### Task prompt
Look through the material below for "Current". Copy every line that contains it.

### Dataset
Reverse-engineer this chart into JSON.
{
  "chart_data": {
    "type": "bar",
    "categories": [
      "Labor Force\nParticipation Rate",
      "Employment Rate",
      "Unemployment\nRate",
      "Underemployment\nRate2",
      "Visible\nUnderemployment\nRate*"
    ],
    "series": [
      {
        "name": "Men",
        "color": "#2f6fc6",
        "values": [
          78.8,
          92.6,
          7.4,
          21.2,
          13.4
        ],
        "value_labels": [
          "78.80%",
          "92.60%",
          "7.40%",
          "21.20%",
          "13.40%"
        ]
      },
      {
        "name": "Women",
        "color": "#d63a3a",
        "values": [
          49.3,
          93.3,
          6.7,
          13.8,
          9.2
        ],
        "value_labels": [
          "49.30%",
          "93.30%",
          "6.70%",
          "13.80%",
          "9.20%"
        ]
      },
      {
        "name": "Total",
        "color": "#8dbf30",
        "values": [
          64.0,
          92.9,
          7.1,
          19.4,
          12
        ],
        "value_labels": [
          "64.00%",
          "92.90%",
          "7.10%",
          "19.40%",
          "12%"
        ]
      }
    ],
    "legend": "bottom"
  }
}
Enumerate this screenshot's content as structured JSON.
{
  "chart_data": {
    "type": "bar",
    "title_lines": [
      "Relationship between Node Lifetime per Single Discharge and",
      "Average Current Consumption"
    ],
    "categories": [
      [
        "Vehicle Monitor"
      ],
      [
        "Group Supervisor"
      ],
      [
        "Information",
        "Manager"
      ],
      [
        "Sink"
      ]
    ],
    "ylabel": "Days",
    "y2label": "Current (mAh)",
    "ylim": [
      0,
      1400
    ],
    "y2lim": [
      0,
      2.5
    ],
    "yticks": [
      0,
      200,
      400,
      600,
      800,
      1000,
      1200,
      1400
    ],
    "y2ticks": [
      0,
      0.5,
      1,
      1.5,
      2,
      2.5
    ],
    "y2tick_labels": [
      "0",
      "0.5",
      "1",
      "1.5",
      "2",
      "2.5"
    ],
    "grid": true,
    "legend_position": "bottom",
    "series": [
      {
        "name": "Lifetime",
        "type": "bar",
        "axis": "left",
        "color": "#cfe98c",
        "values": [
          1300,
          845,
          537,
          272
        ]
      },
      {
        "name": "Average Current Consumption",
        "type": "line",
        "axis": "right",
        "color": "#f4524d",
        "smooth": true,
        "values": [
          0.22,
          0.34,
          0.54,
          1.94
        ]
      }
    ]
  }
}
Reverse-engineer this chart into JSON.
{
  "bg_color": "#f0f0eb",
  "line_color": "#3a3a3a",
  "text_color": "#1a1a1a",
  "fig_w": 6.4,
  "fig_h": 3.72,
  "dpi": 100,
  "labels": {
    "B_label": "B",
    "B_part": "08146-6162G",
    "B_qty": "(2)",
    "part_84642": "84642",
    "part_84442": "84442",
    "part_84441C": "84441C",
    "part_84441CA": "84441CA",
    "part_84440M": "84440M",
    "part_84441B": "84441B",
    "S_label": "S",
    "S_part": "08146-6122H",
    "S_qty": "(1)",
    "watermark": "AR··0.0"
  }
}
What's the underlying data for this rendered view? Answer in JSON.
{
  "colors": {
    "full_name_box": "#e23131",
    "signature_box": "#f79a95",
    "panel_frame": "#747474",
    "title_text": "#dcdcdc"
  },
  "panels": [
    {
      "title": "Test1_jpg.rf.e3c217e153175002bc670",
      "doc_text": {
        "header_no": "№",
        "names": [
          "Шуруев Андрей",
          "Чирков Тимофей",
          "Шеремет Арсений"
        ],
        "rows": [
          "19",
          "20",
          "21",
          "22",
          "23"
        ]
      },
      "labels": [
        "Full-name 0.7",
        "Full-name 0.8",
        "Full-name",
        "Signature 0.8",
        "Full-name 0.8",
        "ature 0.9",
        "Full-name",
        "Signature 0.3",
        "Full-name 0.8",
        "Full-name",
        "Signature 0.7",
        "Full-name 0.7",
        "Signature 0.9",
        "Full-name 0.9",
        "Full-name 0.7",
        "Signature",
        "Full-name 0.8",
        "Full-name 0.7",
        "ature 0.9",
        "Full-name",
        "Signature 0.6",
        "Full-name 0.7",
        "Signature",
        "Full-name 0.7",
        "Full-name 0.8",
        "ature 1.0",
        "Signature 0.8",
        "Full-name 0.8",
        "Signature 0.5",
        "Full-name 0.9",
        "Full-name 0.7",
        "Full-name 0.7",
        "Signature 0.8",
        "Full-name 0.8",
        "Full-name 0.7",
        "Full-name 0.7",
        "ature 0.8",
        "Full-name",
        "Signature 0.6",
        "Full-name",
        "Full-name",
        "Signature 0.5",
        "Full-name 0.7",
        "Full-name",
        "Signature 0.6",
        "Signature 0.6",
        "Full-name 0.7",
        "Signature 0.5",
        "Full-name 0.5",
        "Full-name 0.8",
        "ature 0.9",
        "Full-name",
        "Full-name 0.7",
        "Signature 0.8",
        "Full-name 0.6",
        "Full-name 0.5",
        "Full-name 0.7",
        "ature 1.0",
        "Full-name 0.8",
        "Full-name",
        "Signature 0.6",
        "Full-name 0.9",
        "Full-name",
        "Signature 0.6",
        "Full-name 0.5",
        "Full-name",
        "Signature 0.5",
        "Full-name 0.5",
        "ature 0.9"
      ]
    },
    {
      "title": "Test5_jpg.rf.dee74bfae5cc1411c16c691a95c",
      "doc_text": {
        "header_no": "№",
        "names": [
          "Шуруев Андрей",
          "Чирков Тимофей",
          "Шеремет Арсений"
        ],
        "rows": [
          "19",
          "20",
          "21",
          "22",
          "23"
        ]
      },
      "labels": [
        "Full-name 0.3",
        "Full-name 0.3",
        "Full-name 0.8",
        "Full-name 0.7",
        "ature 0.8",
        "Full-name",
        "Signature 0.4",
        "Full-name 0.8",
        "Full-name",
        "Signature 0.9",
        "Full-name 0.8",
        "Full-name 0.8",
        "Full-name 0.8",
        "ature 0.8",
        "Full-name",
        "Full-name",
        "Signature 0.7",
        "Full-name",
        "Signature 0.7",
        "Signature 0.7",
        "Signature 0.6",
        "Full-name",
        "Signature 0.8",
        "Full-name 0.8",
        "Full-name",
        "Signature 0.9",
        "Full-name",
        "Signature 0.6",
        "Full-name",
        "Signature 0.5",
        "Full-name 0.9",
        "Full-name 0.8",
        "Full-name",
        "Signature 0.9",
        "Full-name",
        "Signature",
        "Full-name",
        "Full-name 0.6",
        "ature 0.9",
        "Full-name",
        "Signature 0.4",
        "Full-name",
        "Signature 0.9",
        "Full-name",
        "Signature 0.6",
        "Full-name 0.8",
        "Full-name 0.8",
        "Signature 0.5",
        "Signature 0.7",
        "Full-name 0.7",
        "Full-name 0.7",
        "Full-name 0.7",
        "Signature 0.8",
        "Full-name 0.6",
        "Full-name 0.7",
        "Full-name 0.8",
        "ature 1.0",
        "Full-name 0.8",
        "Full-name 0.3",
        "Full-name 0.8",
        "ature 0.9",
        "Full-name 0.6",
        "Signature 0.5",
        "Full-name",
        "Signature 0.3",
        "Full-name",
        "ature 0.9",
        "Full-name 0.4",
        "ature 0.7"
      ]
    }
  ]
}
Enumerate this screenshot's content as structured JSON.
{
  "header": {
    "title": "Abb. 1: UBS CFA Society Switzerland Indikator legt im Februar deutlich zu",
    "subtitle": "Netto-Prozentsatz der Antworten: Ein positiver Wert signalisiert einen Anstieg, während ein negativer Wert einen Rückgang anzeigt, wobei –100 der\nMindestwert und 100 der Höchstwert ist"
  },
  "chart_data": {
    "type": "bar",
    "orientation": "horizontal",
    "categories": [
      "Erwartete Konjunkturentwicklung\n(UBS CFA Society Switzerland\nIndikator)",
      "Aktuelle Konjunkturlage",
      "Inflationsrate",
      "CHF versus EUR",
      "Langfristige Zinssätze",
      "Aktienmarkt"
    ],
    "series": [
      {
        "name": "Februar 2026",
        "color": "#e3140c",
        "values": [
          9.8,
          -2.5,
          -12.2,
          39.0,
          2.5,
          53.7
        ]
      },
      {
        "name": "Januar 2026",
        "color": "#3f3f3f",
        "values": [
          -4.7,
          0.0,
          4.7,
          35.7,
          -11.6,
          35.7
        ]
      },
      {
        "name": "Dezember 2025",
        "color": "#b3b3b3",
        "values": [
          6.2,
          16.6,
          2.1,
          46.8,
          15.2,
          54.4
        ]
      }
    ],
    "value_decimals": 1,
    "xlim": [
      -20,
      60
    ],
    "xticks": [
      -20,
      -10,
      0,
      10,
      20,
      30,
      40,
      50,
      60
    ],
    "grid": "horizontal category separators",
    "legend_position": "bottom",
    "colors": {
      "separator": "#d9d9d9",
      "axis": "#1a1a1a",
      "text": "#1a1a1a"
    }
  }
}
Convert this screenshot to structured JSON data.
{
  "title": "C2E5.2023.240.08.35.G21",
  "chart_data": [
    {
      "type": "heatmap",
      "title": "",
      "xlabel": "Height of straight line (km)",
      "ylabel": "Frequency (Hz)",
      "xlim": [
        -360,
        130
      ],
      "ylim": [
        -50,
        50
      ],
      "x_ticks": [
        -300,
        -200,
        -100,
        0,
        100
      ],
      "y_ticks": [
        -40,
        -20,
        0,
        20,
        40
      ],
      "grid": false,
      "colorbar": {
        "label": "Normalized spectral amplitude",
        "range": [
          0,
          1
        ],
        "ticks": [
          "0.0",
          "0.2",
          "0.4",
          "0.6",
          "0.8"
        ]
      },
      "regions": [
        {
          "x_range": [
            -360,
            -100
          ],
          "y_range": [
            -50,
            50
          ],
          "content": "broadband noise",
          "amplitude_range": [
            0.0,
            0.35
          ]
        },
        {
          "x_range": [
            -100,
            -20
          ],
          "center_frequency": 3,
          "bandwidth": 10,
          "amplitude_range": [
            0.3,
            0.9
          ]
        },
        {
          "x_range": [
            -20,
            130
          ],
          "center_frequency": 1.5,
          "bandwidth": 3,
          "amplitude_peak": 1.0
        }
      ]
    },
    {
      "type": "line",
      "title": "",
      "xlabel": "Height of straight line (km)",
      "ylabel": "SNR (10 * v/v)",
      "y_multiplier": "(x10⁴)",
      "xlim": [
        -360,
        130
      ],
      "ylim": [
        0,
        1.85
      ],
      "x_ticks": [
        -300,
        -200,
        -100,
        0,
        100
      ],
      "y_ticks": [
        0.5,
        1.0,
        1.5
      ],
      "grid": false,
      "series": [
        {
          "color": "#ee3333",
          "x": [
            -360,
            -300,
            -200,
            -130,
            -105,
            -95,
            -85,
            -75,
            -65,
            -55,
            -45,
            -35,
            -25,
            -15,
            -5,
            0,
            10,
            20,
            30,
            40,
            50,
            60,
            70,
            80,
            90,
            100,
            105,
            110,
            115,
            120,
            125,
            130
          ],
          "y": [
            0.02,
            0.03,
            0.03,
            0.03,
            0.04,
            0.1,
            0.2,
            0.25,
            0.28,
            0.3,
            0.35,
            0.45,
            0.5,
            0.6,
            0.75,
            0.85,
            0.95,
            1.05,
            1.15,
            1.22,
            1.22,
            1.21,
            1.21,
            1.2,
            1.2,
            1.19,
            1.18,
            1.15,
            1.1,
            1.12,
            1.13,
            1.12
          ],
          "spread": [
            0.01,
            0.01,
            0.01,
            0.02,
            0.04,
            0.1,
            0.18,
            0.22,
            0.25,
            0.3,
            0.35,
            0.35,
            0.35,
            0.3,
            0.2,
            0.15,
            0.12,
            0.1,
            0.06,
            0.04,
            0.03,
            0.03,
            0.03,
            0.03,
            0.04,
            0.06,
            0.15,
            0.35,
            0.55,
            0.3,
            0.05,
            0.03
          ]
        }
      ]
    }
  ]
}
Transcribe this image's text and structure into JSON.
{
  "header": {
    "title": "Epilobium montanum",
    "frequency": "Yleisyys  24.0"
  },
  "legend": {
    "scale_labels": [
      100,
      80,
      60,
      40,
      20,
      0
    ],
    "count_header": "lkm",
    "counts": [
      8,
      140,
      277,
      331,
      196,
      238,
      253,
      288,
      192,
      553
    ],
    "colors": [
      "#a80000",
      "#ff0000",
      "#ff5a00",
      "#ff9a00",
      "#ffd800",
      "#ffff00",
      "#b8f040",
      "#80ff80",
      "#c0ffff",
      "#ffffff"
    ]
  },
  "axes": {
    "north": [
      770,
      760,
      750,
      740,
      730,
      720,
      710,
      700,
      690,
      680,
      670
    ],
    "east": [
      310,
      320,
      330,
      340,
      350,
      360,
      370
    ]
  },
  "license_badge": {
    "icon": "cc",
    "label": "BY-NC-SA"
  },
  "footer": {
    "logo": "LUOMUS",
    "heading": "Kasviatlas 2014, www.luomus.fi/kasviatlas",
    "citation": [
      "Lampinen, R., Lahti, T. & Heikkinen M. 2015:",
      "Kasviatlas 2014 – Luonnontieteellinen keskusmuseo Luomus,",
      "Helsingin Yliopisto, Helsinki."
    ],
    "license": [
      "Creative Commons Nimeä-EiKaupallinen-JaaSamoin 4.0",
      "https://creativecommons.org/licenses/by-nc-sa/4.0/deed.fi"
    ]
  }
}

### Task response
      "Average Current Consumption"
    "y2label": "Current (mAh)",
        "name": "Average Current Consumption",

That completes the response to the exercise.